━━━ Supplied data ━━━

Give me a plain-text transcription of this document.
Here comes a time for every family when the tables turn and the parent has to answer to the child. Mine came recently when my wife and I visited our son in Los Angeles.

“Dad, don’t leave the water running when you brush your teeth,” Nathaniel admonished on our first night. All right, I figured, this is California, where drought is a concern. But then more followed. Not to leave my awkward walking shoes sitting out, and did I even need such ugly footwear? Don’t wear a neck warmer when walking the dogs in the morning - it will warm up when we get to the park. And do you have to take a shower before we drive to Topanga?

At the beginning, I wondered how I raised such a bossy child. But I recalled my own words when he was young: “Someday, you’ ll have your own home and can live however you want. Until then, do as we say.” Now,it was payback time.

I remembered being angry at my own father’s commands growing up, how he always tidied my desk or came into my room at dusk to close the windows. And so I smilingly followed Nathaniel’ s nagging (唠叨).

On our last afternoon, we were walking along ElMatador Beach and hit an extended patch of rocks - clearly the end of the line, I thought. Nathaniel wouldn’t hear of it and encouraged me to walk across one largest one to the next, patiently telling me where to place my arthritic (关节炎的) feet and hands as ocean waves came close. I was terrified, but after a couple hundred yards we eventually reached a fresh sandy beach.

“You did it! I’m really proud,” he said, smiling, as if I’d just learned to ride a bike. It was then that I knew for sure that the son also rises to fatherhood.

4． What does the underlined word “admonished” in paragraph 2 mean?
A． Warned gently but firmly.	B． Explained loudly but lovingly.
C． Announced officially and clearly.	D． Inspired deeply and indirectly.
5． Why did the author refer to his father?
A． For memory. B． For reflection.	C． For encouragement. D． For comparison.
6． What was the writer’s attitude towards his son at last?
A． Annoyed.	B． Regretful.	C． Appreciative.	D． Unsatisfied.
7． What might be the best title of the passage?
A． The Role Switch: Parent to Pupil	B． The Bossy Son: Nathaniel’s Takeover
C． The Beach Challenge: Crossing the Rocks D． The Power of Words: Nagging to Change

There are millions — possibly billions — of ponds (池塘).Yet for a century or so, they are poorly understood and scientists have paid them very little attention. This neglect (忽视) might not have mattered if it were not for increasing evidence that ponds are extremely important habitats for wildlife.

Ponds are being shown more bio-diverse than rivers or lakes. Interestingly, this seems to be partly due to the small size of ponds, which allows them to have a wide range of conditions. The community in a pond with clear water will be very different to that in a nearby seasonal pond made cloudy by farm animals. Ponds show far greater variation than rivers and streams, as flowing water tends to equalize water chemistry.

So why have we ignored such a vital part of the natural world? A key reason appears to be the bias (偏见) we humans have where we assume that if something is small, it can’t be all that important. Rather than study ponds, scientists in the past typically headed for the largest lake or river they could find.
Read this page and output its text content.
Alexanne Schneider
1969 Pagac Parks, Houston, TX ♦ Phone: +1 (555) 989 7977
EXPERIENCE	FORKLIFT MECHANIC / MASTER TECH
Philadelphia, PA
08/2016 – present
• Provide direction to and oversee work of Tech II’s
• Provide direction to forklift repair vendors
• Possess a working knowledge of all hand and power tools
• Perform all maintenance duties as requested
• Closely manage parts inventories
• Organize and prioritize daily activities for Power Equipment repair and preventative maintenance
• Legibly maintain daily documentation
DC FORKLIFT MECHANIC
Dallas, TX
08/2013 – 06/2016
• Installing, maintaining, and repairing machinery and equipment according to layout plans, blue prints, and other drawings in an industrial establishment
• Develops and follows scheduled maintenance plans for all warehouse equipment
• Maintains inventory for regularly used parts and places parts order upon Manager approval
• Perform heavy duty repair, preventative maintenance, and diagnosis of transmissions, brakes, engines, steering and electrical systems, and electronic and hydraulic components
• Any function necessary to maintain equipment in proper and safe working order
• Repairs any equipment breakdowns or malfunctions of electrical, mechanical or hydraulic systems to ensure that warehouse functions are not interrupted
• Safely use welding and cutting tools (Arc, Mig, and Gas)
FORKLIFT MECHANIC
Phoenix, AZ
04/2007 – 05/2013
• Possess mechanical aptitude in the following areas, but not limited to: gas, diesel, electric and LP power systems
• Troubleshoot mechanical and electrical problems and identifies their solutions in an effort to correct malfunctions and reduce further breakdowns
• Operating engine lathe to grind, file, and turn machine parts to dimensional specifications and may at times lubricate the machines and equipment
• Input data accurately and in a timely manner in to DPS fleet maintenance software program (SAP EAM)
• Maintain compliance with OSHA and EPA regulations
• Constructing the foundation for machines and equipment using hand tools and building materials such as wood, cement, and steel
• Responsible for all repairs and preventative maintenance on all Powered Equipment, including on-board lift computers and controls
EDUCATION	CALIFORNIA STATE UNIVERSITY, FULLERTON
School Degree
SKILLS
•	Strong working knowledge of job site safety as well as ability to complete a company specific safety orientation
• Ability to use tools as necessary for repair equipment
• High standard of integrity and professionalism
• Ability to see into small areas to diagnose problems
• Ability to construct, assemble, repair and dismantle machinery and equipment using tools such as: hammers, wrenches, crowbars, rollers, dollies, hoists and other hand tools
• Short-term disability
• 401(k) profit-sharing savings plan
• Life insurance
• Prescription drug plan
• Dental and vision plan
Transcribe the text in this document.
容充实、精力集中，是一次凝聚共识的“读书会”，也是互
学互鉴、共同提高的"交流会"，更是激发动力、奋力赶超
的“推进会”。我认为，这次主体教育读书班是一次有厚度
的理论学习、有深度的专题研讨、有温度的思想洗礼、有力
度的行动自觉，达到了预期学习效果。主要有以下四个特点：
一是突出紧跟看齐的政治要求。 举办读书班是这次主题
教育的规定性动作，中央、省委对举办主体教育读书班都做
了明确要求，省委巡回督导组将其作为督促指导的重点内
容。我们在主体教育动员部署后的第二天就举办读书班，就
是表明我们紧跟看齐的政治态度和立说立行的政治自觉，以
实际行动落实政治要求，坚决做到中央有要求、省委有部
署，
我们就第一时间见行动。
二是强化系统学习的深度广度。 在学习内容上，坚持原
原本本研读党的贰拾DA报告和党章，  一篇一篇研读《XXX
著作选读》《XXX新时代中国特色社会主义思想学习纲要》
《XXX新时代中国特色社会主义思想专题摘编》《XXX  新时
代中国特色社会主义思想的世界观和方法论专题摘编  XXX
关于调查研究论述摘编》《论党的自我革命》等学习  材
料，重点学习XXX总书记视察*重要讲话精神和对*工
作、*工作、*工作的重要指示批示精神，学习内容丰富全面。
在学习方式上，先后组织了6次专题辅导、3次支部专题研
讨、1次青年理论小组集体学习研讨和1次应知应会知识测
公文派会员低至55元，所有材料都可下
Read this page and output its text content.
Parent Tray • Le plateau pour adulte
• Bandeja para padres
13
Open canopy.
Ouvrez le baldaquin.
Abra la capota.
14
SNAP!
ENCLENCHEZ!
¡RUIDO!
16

━━━

- **What the task asks**
Copy all the records above exactly, missing none.

- **Worked solution**
Give me a plain-text transcription of this document.
Here comes a time for every family when the tables turn and the parent has to answer to the child. Mine came recently when my wife and I visited our son in Los Angeles.

“Dad, don’t leave the water running when you brush your teeth,” Nathaniel admonished on our first night. All right, I figured, this is California, where drought is a concern. But then more followed. Not to leave my awkward walking shoes sitting out, and did I even need such ugly footwear? Don’t wear a neck warmer when walking the dogs in the morning - it will warm up when we get to the park. And do you have to take a shower before we drive to Topanga?

At the beginning, I wondered how I raised such a bossy child. But I recalled my own words when he was young: “Someday, you’ ll have your own home and can live however you want. Until then, do as we say.” Now,it was payback time.

I remembered being angry at my own father’s commands growing up, how he always tidied my desk or came into my room at dusk to close the windows. And so I smilingly followed Nathaniel’ s nagging (唠叨).

On our last afternoon, we were walking along ElMatador Beach and hit an extended patch of rocks - clearly the end of the line, I thought. Nathaniel wouldn’t hear of it and encouraged me to walk across one largest one to the next, patiently telling me where to place my arthritic (关节炎的) feet and hands as ocean waves came close. I was terrified, but after a couple hundred yards we eventually reached a fresh sandy beach.

“You did it! I’m really proud,” he said, smiling, as if I’d just learned to ride a bike. It was then that I knew for sure that the son also rises to fatherhood.

4． What does the underlined word “admonished” in paragraph 2 mean?
A． Warned gently but firmly.	B． Explained loudly but lovingly.
C． Announced officially and clearly.	D． Inspired deeply and indirectly.
5． Why did the author refer to his father?
A． For memory. B． For reflection.	C． For encouragement. D． For comparison.
6． What was the writer’s attitude towards his son at last?
A． Annoyed.	B． Regretful.	C． Appreciative.	D． Unsatisfied.
7． What might be the best title of the passage?
A． The Role Switch: Parent to Pupil	B． The Bossy Son: Nathaniel’s Takeover
C． The Beach Challenge: Crossing the Rocks D． The Power of Words: Nagging to Change

There are millions — possibly billions — of ponds (池塘).Yet for a century or so, they are poorly understood and scientists have paid them very little attention. This neglect (忽视) might not have mattered if it were not for increasing evidence that ponds are extremely important habitats for wildlife.

Ponds are being shown more bio-diverse than rivers or lakes. Interestingly, this seems to be partly due to the small size of ponds, which allows them to have a wide range of conditions. The community in a pond with clear water will be very different to that in a nearby seasonal pond made cloudy by farm animals. Ponds show far greater variation than rivers and streams, as flowing water tends to equalize water chemistry.

So why have we ignored such a vital part of the natural world? A key reason appears to be the bias (偏见) we humans have where we assume that if something is small, it can’t be all that important. Rather than study ponds, scientists in the past typically headed for the largest lake or river they could find.
Read this page and output its text content.
Alexanne Schneider
1969 Pagac Parks, Houston, TX ♦ Phone: +1 (555) 989 7977
EXPERIENCE	FORKLIFT MECHANIC / MASTER TECH
Philadelphia, PA
08/2016 – present
• Provide direction to and oversee work of Tech II’s
• Provide direction to forklift repair vendors
• Possess a working knowledge of all hand and power tools
• Perform all maintenance duties as requested
• Closely manage parts inventories
• Organize and prioritize daily activities for Power Equipment repair and preventative maintenance
• Legibly maintain daily documentation
DC FORKLIFT MECHANIC
Dallas, TX
08/2013 – 06/2016
• Installing, maintaining, and repairing machinery and equipment according to layout plans, blue prints, and other drawings in an industrial establishment
• Develops and follows scheduled maintenance plans for all warehouse equipment
• Maintains inventory for regularly used parts and places parts order upon Manager approval
• Perform heavy duty repair, preventative maintenance, and diagnosis of transmissions, brakes, engines, steering and electrical systems, and electronic and hydraulic components
• Any function necessary to maintain equipment in proper and safe working order
• Repairs any equipment breakdowns or malfunctions of electrical, mechanical or hydraulic systems to ensure that warehouse functions are not interrupted
• Safely use welding and cutting tools (Arc, Mig, and Gas)
FORKLIFT MECHANIC
Phoenix, AZ
04/2007 – 05/2013
• Possess mechanical aptitude in the following areas, but not limited to: gas, diesel, electric and LP power systems
• Troubleshoot mechanical and electrical problems and identifies their solutions in an effort to correct malfunctions and reduce further breakdowns
• Operating engine lathe to grind, file, and turn machine parts to dimensional specifications and may at times lubricate the machines and equipment
• Input data accurately and in a timely manner in to DPS fleet maintenance software program (SAP EAM)
• Maintain compliance with OSHA and EPA regulations
• Constructing the foundation for machines and equipment using hand tools and building materials such as wood, cement, and steel
• Responsible for all repairs and preventative maintenance on all Powered Equipment, including on-board lift computers and controls
EDUCATION	CALIFORNIA STATE UNIVERSITY, FULLERTON
School Degree
SKILLS
•	Strong working knowledge of job site safety as well as ability to complete a company specific safety orientation
• Ability to use tools as necessary for repair equipment
• High standard of integrity and professionalism
• Ability to see into small areas to diagnose problems
• Ability to construct, assemble, repair and dismantle machinery and equipment using tools such as: hammers, wrenches, crowbars, rollers, dollies, hoists and other hand tools
• Short-term disability
• 401(k) profit-sharing savings plan
• Life insurance
• Prescription drug plan
• Dental and vision plan
Transcribe the text in this document.
容充实、精力集中，是一次凝聚共识的“读书会”，也是互
学互鉴、共同提高的"交流会"，更是激发动力、奋力赶超
的“推进会”。我认为，这次主体教育读书班是一次有厚度
的理论学习、有深度的专题研讨、有温度的思想洗礼、有力
度的行动自觉，达到了预期学习效果。主要有以下四个特点：
一是突出紧跟看齐的政治要求。 举办读书班是这次主题
教育的规定性动作，中央、省委对举办主体教育读书班都做
了明确要求，省委巡回督导组将其作为督促指导的重点内
容。我们在主体教育动员部署后的第二天就举办读书班，就
是表明我们紧跟看齐的政治态度和立说立行的政治自觉，以
实际行动落实政治要求，坚决做到中央有要求、省委有部
署，
我们就第一时间见行动。
二是强化系统学习的深度广度。 在学习内容上，坚持原
原本本研读党的贰拾DA报告和党章，  一篇一篇研读《XXX
著作选读》《XXX新时代中国特色社会主义思想学习纲要》
《XXX新时代中国特色社会主义思想专题摘编》《XXX  新时
代中国特色社会主义思想的世界观和方法论专题摘编  XXX
关于调查研究论述摘编》《论党的自我革命》等学习  材
料，重点学习XXX总书记视察*重要讲话精神和对*工
作、*工作、*工作的重要指示批示精神，学习内容丰富全面。
在学习方式上，先后组织了6次专题辅导、3次支部专题研
讨、1次青年理论小组集体学习研讨和1次应知应会知识测
公文派会员低至55元，所有材料都可下
Read this page and output its text content.
Parent Tray • Le plateau pour adulte
• Bandeja para padres
13
Open canopy.
Ouvrez le baldaquin.
Abra la capota.
14
SNAP!
ENCLENCHEZ!
¡RUIDO!
16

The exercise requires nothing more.